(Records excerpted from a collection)
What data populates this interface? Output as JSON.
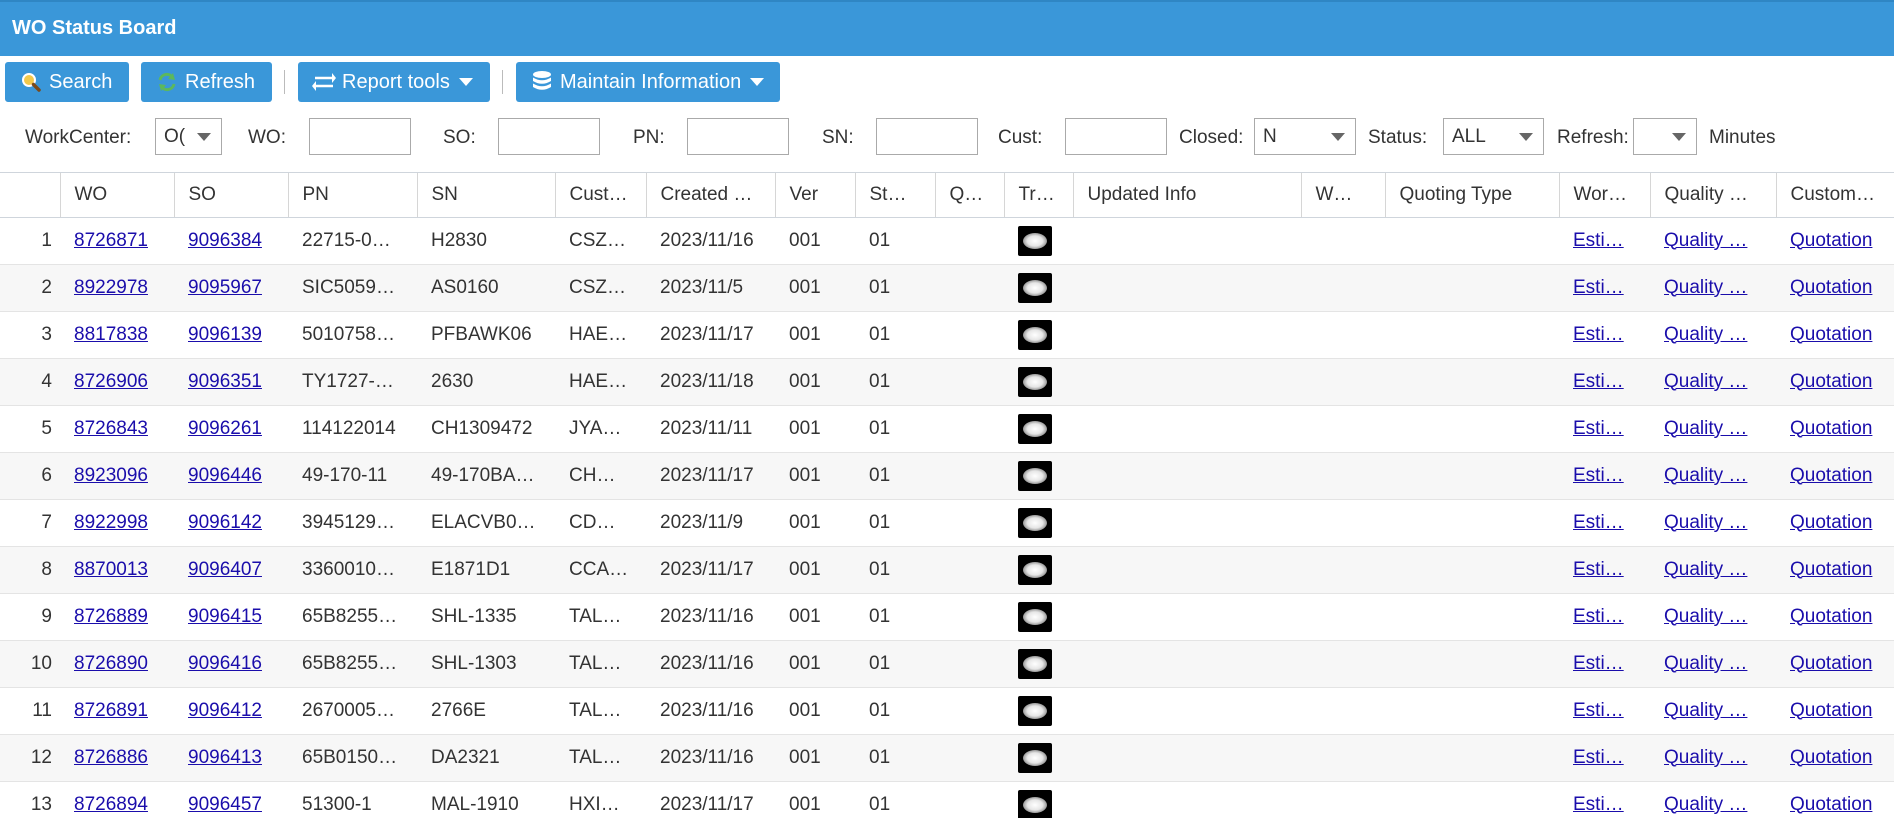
{
  "app": {
    "title": "WO Status Board"
  },
  "toolbar": {
    "search_label": "Search",
    "refresh_label": "Refresh",
    "report_tools_label": "Report tools",
    "maintain_info_label": "Maintain Information"
  },
  "filters": {
    "workcenter_label": "WorkCenter:",
    "workcenter_value": "O(",
    "wo_label": "WO:",
    "so_label": "SO:",
    "pn_label": "PN:",
    "sn_label": "SN:",
    "cust_label": "Cust:",
    "closed_label": "Closed:",
    "closed_value": "N",
    "status_label": "Status:",
    "status_value": "ALL",
    "refresh_label": "Refresh:",
    "refresh_value": "",
    "minutes_label": "Minutes"
  },
  "table": {
    "headers": {
      "wo": "WO",
      "so": "SO",
      "pn": "PN",
      "sn": "SN",
      "cust": "Cust…",
      "created": "Created …",
      "ver": "Ver",
      "st": "St…",
      "q": "Q…",
      "tr": "Tr…",
      "updated": "Updated Info",
      "w": "W…",
      "quoting": "Quoting Type",
      "wor": "Wor…",
      "quality": "Quality …",
      "customer": "Customer…"
    },
    "link_labels": {
      "estimate": "Esti…",
      "quality": "Quality …",
      "quotation": "Quotation"
    },
    "rows": [
      {
        "n": "1",
        "wo": "8726871",
        "so": "9096384",
        "pn": "22715-0…",
        "sn": "H2830",
        "cust": "CSZ…",
        "created": "2023/11/16",
        "ver": "001",
        "st": "01"
      },
      {
        "n": "2",
        "wo": "8922978",
        "so": "9095967",
        "pn": "SIC5059…",
        "sn": "AS0160",
        "cust": "CSZ…",
        "created": "2023/11/5",
        "ver": "001",
        "st": "01"
      },
      {
        "n": "3",
        "wo": "8817838",
        "so": "9096139",
        "pn": "5010758…",
        "sn": "PFBAWK06",
        "cust": "HAE…",
        "created": "2023/11/17",
        "ver": "001",
        "st": "01"
      },
      {
        "n": "4",
        "wo": "8726906",
        "so": "9096351",
        "pn": "TY1727-…",
        "sn": "2630",
        "cust": "HAE…",
        "created": "2023/11/18",
        "ver": "001",
        "st": "01"
      },
      {
        "n": "5",
        "wo": "8726843",
        "so": "9096261",
        "pn": "114122014",
        "sn": "CH1309472",
        "cust": "JYA…",
        "created": "2023/11/11",
        "ver": "001",
        "st": "01"
      },
      {
        "n": "6",
        "wo": "8923096",
        "so": "9096446",
        "pn": "49-170-11",
        "sn": "49-170BA…",
        "cust": "CH…",
        "created": "2023/11/17",
        "ver": "001",
        "st": "01"
      },
      {
        "n": "7",
        "wo": "8922998",
        "so": "9096142",
        "pn": "3945129…",
        "sn": "ELACVB0…",
        "cust": "CD…",
        "created": "2023/11/9",
        "ver": "001",
        "st": "01"
      },
      {
        "n": "8",
        "wo": "8870013",
        "so": "9096407",
        "pn": "3360010…",
        "sn": "E1871D1",
        "cust": "CCA…",
        "created": "2023/11/17",
        "ver": "001",
        "st": "01"
      },
      {
        "n": "9",
        "wo": "8726889",
        "so": "9096415",
        "pn": "65B8255…",
        "sn": "SHL-1335",
        "cust": "TAL…",
        "created": "2023/11/16",
        "ver": "001",
        "st": "01"
      },
      {
        "n": "10",
        "wo": "8726890",
        "so": "9096416",
        "pn": "65B8255…",
        "sn": "SHL-1303",
        "cust": "TAL…",
        "created": "2023/11/16",
        "ver": "001",
        "st": "01"
      },
      {
        "n": "11",
        "wo": "8726891",
        "so": "9096412",
        "pn": "2670005…",
        "sn": "2766E",
        "cust": "TAL…",
        "created": "2023/11/16",
        "ver": "001",
        "st": "01"
      },
      {
        "n": "12",
        "wo": "8726886",
        "so": "9096413",
        "pn": "65B0150…",
        "sn": "DA2321",
        "cust": "TAL…",
        "created": "2023/11/16",
        "ver": "001",
        "st": "01"
      },
      {
        "n": "13",
        "wo": "8726894",
        "so": "9096457",
        "pn": "51300-1",
        "sn": "MAL-1910",
        "cust": "HXI…",
        "created": "2023/11/17",
        "ver": "001",
        "st": "01"
      }
    ]
  },
  "colors": {
    "header_blue": "#3a97d9",
    "link": "#1a0dab"
  }
}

* _Exercise prompt_: Quote all of the entries word for word, omitting any pictures.

* _Solution to this exercise_:
What data populates this interface? Output as JSON.
{
  "app": {
    "title": "WO Status Board"
  },
  "toolbar": {
    "search_label": "Search",
    "refresh_label": "Refresh",
    "report_tools_label": "Report tools",
    "maintain_info_label": "Maintain Information"
  },
  "filters": {
    "workcenter_label": "WorkCenter:",
    "workcenter_value": "O(",
    "wo_label": "WO:",
    "so_label": "SO:",
    "pn_label": "PN:",
    "sn_label": "SN:",
    "cust_label": "Cust:",
    "closed_label": "Closed:",
    "closed_value": "N",
    "status_label": "Status:",
    "status_value": "ALL",
    "refresh_label": "Refresh:",
    "refresh_value": "",
    "minutes_label": "Minutes"
  },
  "table": {
    "headers": {
      "wo": "WO",
      "so": "SO",
      "pn": "PN",
      "sn": "SN",
      "cust": "Cust…",
      "created": "Created …",
      "ver": "Ver",
      "st": "St…",
      "q": "Q…",
      "tr": "Tr…",
      "updated": "Updated Info",
      "w": "W…",
      "quoting": "Quoting Type",
      "wor": "Wor…",
      "quality": "Quality …",
      "customer": "Customer…"
    },
    "link_labels": {
      "estimate": "Esti…",
      "quality": "Quality …",
      "quotation": "Quotation"
    },
    "rows": [
      {
        "n": "1",
        "wo": "8726871",
        "so": "9096384",
        "pn": "22715-0…",
        "sn": "H2830",
        "cust": "CSZ…",
        "created": "2023/11/16",
        "ver": "001",
        "st": "01"
      },
      {
        "n": "2",
        "wo": "8922978",
        "so": "9095967",
        "pn": "SIC5059…",
        "sn": "AS0160",
        "cust": "CSZ…",
        "created": "2023/11/5",
        "ver": "001",
        "st": "01"
      },
      {
        "n": "3",
        "wo": "8817838",
        "so": "9096139",
        "pn": "5010758…",
        "sn": "PFBAWK06",
        "cust": "HAE…",
        "created": "2023/11/17",
        "ver": "001",
        "st": "01"
      },
      {
        "n": "4",
        "wo": "8726906",
        "so": "9096351",
        "pn": "TY1727-…",
        "sn": "2630",
        "cust": "HAE…",
        "created": "2023/11/18",
        "ver": "001",
        "st": "01"
      },
      {
        "n": "5",
        "wo": "8726843",
        "so": "9096261",
        "pn": "114122014",
        "sn": "CH1309472",
        "cust": "JYA…",
        "created": "2023/11/11",
        "ver": "001",
        "st": "01"
      },
      {
        "n": "6",
        "wo": "8923096",
        "so": "9096446",
        "pn": "49-170-11",
        "sn": "49-170BA…",
        "cust": "CH…",
        "created": "2023/11/17",
        "ver": "001",
        "st": "01"
      },
      {
        "n": "7",
        "wo": "8922998",
        "so": "9096142",
        "pn": "3945129…",
        "sn": "ELACVB0…",
        "cust": "CD…",
        "created": "2023/11/9",
        "ver": "001",
        "st": "01"
      },
      {
        "n": "8",
        "wo": "8870013",
        "so": "9096407",
        "pn": "3360010…",
        "sn": "E1871D1",
        "cust": "CCA…",
        "created": "2023/11/17",
        "ver": "001",
        "st": "01"
      },
      {
        "n": "9",
        "wo": "8726889",
        "so": "9096415",
        "pn": "65B8255…",
        "sn": "SHL-1335",
        "cust": "TAL…",
        "created": "2023/11/16",
        "ver": "001",
        "st": "01"
      },
      {
        "n": "10",
        "wo": "8726890",
        "so": "9096416",
        "pn": "65B8255…",
        "sn": "SHL-1303",
        "cust": "TAL…",
        "created": "2023/11/16",
        "ver": "001",
        "st": "01"
      },
      {
        "n": "11",
        "wo": "8726891",
        "so": "9096412",
        "pn": "2670005…",
        "sn": "2766E",
        "cust": "TAL…",
        "created": "2023/11/16",
        "ver": "001",
        "st": "01"
      },
      {
        "n": "12",
        "wo": "8726886",
        "so": "9096413",
        "pn": "65B0150…",
        "sn": "DA2321",
        "cust": "TAL…",
        "created": "2023/11/16",
        "ver": "001",
        "st": "01"
      },
      {
        "n": "13",
        "wo": "8726894",
        "so": "9096457",
        "pn": "51300-1",
        "sn": "MAL-1910",
        "cust": "HXI…",
        "created": "2023/11/17",
        "ver": "001",
        "st": "01"
      }
    ]
  },
  "colors": {
    "header_blue": "#3a97d9",
    "link": "#1a0dab"
  }
}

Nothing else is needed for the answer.